--- Start Given data ---

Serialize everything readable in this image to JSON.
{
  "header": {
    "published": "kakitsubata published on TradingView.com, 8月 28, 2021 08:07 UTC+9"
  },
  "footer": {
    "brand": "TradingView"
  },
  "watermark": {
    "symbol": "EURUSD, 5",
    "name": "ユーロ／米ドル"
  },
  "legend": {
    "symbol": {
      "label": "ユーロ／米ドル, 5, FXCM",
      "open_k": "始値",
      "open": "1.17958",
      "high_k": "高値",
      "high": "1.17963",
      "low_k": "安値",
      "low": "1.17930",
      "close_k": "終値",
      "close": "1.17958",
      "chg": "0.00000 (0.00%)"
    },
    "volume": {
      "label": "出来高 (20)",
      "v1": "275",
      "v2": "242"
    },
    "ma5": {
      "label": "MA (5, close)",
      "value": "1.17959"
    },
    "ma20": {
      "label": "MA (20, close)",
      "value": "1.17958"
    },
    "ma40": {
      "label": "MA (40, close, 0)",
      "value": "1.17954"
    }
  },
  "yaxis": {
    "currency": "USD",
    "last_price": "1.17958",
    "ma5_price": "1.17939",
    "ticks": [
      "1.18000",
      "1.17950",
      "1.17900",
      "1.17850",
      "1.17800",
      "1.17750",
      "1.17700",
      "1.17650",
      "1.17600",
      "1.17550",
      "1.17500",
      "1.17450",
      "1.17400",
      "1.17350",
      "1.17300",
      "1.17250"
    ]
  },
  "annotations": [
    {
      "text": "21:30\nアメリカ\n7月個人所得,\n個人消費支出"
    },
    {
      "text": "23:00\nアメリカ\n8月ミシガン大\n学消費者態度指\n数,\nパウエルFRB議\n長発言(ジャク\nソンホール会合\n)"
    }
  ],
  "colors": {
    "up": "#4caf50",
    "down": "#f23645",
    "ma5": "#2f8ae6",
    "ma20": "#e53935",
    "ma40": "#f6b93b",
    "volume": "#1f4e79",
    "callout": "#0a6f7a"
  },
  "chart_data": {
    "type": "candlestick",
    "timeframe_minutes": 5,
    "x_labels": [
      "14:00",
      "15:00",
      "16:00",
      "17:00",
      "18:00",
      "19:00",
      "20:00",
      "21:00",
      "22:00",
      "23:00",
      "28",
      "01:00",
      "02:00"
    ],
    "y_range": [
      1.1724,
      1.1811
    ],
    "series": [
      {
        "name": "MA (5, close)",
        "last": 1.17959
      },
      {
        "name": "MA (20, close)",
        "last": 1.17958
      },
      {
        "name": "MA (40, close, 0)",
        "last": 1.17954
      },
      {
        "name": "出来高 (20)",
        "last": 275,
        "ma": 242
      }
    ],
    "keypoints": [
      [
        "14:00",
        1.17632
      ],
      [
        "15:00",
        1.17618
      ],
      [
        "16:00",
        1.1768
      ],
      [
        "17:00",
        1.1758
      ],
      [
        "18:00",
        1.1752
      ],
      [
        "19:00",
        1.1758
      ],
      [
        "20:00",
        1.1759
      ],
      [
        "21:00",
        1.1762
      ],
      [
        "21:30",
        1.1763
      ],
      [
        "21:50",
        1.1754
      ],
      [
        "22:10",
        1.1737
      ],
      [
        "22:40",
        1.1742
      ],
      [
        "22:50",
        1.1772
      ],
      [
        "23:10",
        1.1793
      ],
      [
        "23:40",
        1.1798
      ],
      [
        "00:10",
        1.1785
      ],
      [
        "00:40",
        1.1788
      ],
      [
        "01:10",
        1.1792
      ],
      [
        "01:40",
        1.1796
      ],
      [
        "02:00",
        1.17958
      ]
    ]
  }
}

--- End Given data ---

Problem to solve -> Copy out the data shown above without altering anything.

Solution ->
Serialize everything readable in this image to JSON.
{
  "header": {
    "published": "kakitsubata published on TradingView.com, 8月 28, 2021 08:07 UTC+9"
  },
  "footer": {
    "brand": "TradingView"
  },
  "watermark": {
    "symbol": "EURUSD, 5",
    "name": "ユーロ／米ドル"
  },
  "legend": {
    "symbol": {
      "label": "ユーロ／米ドル, 5, FXCM",
      "open_k": "始値",
      "open": "1.17958",
      "high_k": "高値",
      "high": "1.17963",
      "low_k": "安値",
      "low": "1.17930",
      "close_k": "終値",
      "close": "1.17958",
      "chg": "0.00000 (0.00%)"
    },
    "volume": {
      "label": "出来高 (20)",
      "v1": "275",
      "v2": "242"
    },
    "ma5": {
      "label": "MA (5, close)",
      "value": "1.17959"
    },
    "ma20": {
      "label": "MA (20, close)",
      "value": "1.17958"
    },
    "ma40": {
      "label": "MA (40, close, 0)",
      "value": "1.17954"
    }
  },
  "yaxis": {
    "currency": "USD",
    "last_price": "1.17958",
    "ma5_price": "1.17939",
    "ticks": [
      "1.18000",
      "1.17950",
      "1.17900",
      "1.17850",
      "1.17800",
      "1.17750",
      "1.17700",
      "1.17650",
      "1.17600",
      "1.17550",
      "1.17500",
      "1.17450",
      "1.17400",
      "1.17350",
      "1.17300",
      "1.17250"
    ]
  },
  "annotations": [
    {
      "text": "21:30\nアメリカ\n7月個人所得,\n個人消費支出"
    },
    {
      "text": "23:00\nアメリカ\n8月ミシガン大\n学消費者態度指\n数,\nパウエルFRB議\n長発言(ジャク\nソンホール会合\n)"
    }
  ],
  "colors": {
    "up": "#4caf50",
    "down": "#f23645",
    "ma5": "#2f8ae6",
    "ma20": "#e53935",
    "ma40": "#f6b93b",
    "volume": "#1f4e79",
    "callout": "#0a6f7a"
  },
  "chart_data": {
    "type": "candlestick",
    "timeframe_minutes": 5,
    "x_labels": [
      "14:00",
      "15:00",
      "16:00",
      "17:00",
      "18:00",
      "19:00",
      "20:00",
      "21:00",
      "22:00",
      "23:00",
      "28",
      "01:00",
      "02:00"
    ],
    "y_range": [
      1.1724,
      1.1811
    ],
    "series": [
      {
        "name": "MA (5, close)",
        "last": 1.17959
      },
      {
        "name": "MA (20, close)",
        "last": 1.17958
      },
      {
        "name": "MA (40, close, 0)",
        "last": 1.17954
      },
      {
        "name": "出来高 (20)",
        "last": 275,
        "ma": 242
      }
    ],
    "keypoints": [
      [
        "14:00",
        1.17632
      ],
      [
        "15:00",
        1.17618
      ],
      [
        "16:00",
        1.1768
      ],
      [
        "17:00",
        1.1758
      ],
      [
        "18:00",
        1.1752
      ],
      [
        "19:00",
        1.1758
      ],
      [
        "20:00",
        1.1759
      ],
      [
        "21:00",
        1.1762
      ],
      [
        "21:30",
        1.1763
      ],
      [
        "21:50",
        1.1754
      ],
      [
        "22:10",
        1.1737
      ],
      [
        "22:40",
        1.1742
      ],
      [
        "22:50",
        1.1772
      ],
      [
        "23:10",
        1.1793
      ],
      [
        "23:40",
        1.1798
      ],
      [
        "00:10",
        1.1785
      ],
      [
        "00:40",
        1.1788
      ],
      [
        "01:10",
        1.1792
      ],
      [
        "01:40",
        1.1796
      ],
      [
        "02:00",
        1.17958
      ]
    ]
  }
}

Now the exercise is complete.